**RECORD EXTRACTS**
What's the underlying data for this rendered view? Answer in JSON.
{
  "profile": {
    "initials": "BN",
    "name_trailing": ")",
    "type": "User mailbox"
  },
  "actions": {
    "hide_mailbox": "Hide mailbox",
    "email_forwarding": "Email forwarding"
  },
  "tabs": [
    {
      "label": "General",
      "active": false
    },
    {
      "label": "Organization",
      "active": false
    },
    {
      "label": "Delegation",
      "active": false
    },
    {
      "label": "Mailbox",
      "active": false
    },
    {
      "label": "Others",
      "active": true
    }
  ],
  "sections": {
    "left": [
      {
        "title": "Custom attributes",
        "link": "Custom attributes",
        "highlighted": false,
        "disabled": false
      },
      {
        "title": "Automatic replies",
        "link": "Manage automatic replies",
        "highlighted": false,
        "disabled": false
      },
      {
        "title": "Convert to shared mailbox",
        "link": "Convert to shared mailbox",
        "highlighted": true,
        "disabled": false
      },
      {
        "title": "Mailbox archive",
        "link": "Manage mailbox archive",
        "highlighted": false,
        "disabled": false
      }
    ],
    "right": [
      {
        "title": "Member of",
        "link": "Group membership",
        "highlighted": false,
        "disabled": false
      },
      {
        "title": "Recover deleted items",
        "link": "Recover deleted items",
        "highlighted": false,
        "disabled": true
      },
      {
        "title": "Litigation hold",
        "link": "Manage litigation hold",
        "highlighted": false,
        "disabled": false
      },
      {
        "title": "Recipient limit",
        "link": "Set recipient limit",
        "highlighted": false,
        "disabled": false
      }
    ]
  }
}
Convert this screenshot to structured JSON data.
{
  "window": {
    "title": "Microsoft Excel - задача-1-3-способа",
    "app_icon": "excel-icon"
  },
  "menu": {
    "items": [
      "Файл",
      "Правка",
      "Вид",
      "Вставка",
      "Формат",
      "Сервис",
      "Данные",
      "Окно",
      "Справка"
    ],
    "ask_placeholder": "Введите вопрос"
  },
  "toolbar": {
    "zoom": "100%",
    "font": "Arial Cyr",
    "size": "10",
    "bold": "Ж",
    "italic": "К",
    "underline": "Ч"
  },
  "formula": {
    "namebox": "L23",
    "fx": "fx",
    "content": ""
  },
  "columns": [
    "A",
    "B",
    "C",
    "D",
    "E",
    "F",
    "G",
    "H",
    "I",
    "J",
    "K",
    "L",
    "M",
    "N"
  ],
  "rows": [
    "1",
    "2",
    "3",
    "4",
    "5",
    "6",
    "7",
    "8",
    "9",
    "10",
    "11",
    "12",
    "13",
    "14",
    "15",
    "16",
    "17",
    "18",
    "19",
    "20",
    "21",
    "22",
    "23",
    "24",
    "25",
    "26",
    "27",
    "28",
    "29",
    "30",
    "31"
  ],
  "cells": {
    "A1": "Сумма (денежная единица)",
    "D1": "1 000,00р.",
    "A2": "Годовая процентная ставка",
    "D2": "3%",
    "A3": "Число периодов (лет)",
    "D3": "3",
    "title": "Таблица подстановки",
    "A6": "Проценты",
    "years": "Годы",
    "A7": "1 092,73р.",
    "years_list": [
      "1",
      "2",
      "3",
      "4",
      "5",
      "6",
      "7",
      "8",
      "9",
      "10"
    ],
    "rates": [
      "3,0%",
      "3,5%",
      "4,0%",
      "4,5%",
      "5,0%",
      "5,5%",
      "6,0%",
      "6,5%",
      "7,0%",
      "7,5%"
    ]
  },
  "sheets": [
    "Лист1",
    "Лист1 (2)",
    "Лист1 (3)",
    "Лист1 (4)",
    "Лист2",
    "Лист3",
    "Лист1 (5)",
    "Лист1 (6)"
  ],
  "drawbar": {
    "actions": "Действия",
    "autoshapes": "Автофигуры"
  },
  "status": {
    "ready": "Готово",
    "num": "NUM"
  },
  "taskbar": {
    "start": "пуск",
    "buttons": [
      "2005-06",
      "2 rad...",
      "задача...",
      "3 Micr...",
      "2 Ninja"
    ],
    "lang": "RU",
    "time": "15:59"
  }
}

**EXERCISE OBJECTIVE**
Print out every record again, exactly and in full.

**SOLUTION TO THIS EXERCISE**
What's the underlying data for this rendered view? Answer in JSON.
{
  "profile": {
    "initials": "BN",
    "name_trailing": ")",
    "type": "User mailbox"
  },
  "actions": {
    "hide_mailbox": "Hide mailbox",
    "email_forwarding": "Email forwarding"
  },
  "tabs": [
    {
      "label": "General",
      "active": false
    },
    {
      "label": "Organization",
      "active": false
    },
    {
      "label": "Delegation",
      "active": false
    },
    {
      "label": "Mailbox",
      "active": false
    },
    {
      "label": "Others",
      "active": true
    }
  ],
  "sections": {
    "left": [
      {
        "title": "Custom attributes",
        "link": "Custom attributes",
        "highlighted": false,
        "disabled": false
      },
      {
        "title": "Automatic replies",
        "link": "Manage automatic replies",
        "highlighted": false,
        "disabled": false
      },
      {
        "title": "Convert to shared mailbox",
        "link": "Convert to shared mailbox",
        "highlighted": true,
        "disabled": false
      },
      {
        "title": "Mailbox archive",
        "link": "Manage mailbox archive",
        "highlighted": false,
        "disabled": false
      }
    ],
    "right": [
      {
        "title": "Member of",
        "link": "Group membership",
        "highlighted": false,
        "disabled": false
      },
      {
        "title": "Recover deleted items",
        "link": "Recover deleted items",
        "highlighted": false,
        "disabled": true
      },
      {
        "title": "Litigation hold",
        "link": "Manage litigation hold",
        "highlighted": false,
        "disabled": false
      },
      {
        "title": "Recipient limit",
        "link": "Set recipient limit",
        "highlighted": false,
        "disabled": false
      }
    ]
  }
}
Convert this screenshot to structured JSON data.
{
  "window": {
    "title": "Microsoft Excel - задача-1-3-способа",
    "app_icon": "excel-icon"
  },
  "menu": {
    "items": [
      "Файл",
      "Правка",
      "Вид",
      "Вставка",
      "Формат",
      "Сервис",
      "Данные",
      "Окно",
      "Справка"
    ],
    "ask_placeholder": "Введите вопрос"
  },
  "toolbar": {
    "zoom": "100%",
    "font": "Arial Cyr",
    "size": "10",
    "bold": "Ж",
    "italic": "К",
    "underline": "Ч"
  },
  "formula": {
    "namebox": "L23",
    "fx": "fx",
    "content": ""
  },
  "columns": [
    "A",
    "B",
    "C",
    "D",
    "E",
    "F",
    "G",
    "H",
    "I",
    "J",
    "K",
    "L",
    "M",
    "N"
  ],
  "rows": [
    "1",
    "2",
    "3",
    "4",
    "5",
    "6",
    "7",
    "8",
    "9",
    "10",
    "11",
    "12",
    "13",
    "14",
    "15",
    "16",
    "17",
    "18",
    "19",
    "20",
    "21",
    "22",
    "23",
    "24",
    "25",
    "26",
    "27",
    "28",
    "29",
    "30",
    "31"
  ],
  "cells": {
    "A1": "Сумма (денежная единица)",
    "D1": "1 000,00р.",
    "A2": "Годовая процентная ставка",
    "D2": "3%",
    "A3": "Число периодов (лет)",
    "D3": "3",
    "title": "Таблица подстановки",
    "A6": "Проценты",
    "years": "Годы",
    "A7": "1 092,73р.",
    "years_list": [
      "1",
      "2",
      "3",
      "4",
      "5",
      "6",
      "7",
      "8",
      "9",
      "10"
    ],
    "rates": [
      "3,0%",
      "3,5%",
      "4,0%",
      "4,5%",
      "5,0%",
      "5,5%",
      "6,0%",
      "6,5%",
      "7,0%",
      "7,5%"
    ]
  },
  "sheets": [
    "Лист1",
    "Лист1 (2)",
    "Лист1 (3)",
    "Лист1 (4)",
    "Лист2",
    "Лист3",
    "Лист1 (5)",
    "Лист1 (6)"
  ],
  "drawbar": {
    "actions": "Действия",
    "autoshapes": "Автофигуры"
  },
  "status": {
    "ready": "Готово",
    "num": "NUM"
  },
  "taskbar": {
    "start": "пуск",
    "buttons": [
      "2005-06",
      "2 rad...",
      "задача...",
      "3 Micr...",
      "2 Ninja"
    ],
    "lang": "RU",
    "time": "15:59"
  }
}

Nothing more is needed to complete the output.